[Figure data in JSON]
-=-=-
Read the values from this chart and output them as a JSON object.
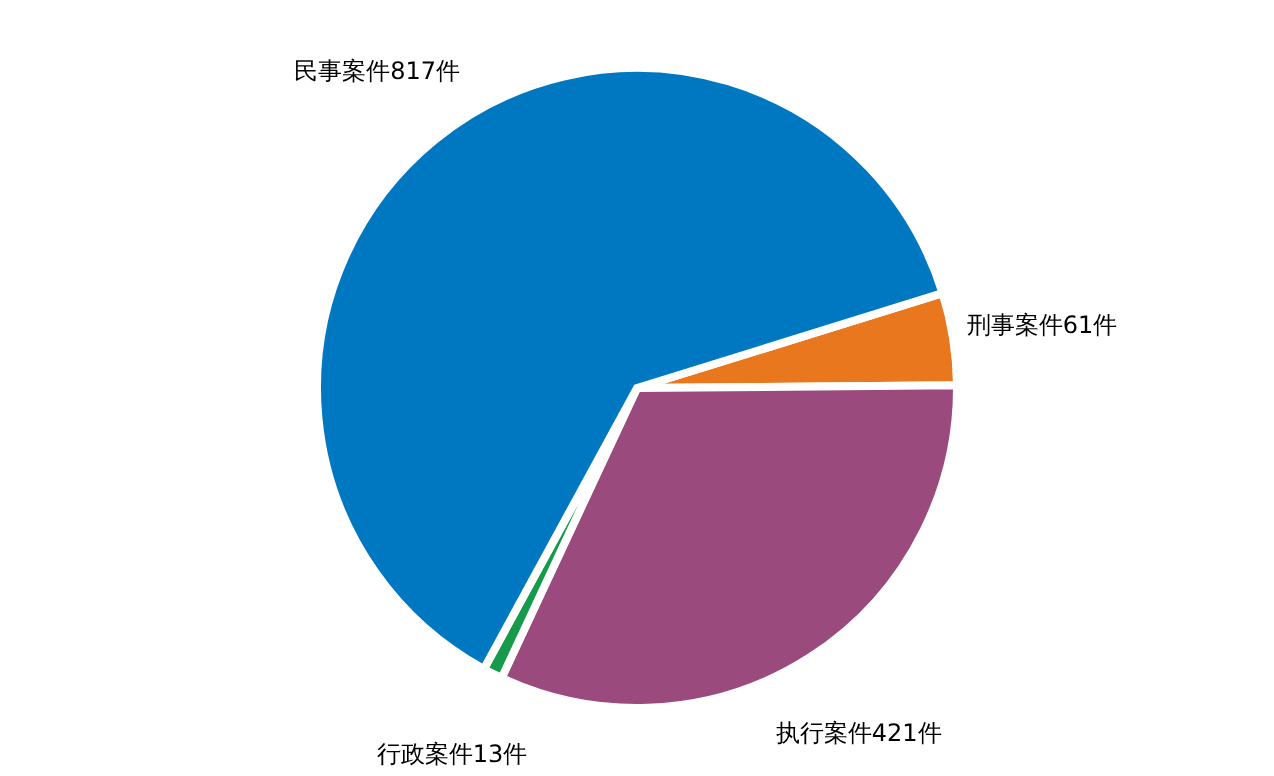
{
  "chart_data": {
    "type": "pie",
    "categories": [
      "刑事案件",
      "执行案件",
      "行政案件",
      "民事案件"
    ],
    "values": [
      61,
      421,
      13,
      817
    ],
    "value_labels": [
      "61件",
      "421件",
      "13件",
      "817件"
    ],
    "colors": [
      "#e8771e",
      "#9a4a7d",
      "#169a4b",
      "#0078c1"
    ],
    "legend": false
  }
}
-=-=-
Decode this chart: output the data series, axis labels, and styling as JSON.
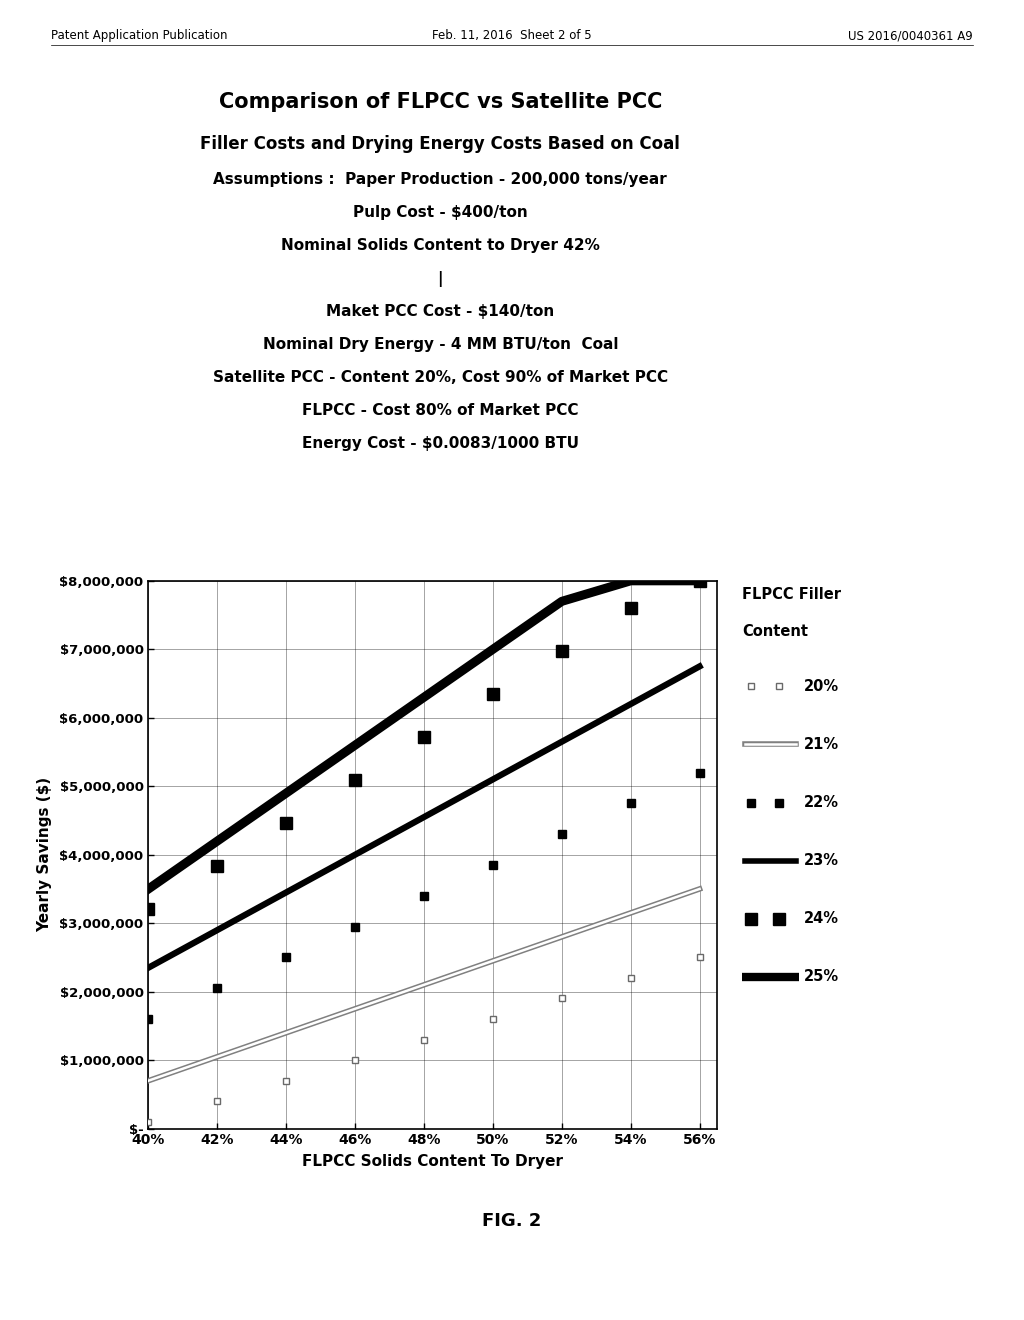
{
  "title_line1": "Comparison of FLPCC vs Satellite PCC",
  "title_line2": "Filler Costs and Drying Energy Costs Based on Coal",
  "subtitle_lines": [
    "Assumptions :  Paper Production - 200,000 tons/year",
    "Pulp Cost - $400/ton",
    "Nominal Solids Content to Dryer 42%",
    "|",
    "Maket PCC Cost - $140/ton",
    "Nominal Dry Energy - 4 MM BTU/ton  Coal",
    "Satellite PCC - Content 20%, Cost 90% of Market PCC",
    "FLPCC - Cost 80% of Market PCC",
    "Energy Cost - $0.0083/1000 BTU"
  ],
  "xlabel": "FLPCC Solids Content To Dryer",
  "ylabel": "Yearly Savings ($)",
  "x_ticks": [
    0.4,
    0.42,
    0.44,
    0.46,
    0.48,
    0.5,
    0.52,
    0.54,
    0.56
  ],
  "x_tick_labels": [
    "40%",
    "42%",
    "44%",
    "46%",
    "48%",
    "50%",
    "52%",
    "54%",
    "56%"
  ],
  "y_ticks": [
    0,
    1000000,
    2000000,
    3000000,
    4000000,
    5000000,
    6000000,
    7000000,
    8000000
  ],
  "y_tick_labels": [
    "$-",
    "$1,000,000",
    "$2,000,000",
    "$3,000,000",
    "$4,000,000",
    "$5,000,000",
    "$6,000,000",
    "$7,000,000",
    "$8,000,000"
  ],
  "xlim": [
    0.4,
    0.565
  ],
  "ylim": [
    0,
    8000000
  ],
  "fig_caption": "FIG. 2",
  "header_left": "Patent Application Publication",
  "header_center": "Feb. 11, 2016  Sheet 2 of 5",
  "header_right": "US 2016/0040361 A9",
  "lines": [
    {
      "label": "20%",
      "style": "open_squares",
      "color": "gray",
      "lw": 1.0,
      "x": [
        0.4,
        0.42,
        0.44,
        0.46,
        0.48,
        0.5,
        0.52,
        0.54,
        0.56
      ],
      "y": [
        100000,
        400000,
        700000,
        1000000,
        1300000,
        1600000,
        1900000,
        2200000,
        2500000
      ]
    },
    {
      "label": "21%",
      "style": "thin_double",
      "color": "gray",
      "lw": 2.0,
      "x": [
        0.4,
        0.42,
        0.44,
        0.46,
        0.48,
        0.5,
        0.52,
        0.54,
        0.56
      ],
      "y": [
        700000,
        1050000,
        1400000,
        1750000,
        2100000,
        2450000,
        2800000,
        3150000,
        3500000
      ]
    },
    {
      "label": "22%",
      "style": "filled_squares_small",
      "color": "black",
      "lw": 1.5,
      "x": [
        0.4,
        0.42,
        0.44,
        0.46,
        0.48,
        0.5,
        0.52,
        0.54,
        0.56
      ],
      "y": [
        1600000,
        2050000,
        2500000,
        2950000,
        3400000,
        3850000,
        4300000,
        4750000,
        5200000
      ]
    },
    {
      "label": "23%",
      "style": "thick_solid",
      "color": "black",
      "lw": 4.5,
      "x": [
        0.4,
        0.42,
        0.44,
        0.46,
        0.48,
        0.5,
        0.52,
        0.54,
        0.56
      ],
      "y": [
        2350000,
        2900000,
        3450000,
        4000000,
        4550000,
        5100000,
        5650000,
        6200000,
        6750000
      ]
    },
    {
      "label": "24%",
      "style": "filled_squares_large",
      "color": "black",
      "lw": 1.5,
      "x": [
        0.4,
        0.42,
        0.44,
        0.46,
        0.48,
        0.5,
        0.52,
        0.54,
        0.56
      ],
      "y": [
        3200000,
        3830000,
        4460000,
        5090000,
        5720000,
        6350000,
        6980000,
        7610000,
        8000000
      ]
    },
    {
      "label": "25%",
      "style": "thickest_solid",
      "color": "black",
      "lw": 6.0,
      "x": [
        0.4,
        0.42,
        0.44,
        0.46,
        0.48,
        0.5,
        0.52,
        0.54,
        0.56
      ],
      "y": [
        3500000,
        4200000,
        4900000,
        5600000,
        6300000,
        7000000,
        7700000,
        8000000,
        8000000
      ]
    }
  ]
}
-=-=-
● **Task goal**: Return each line with "output".

● **Written response**:
Read the values from this chart and output them as a JSON object.
Decode this chart: output the data series, axis labels, and styling as JSON.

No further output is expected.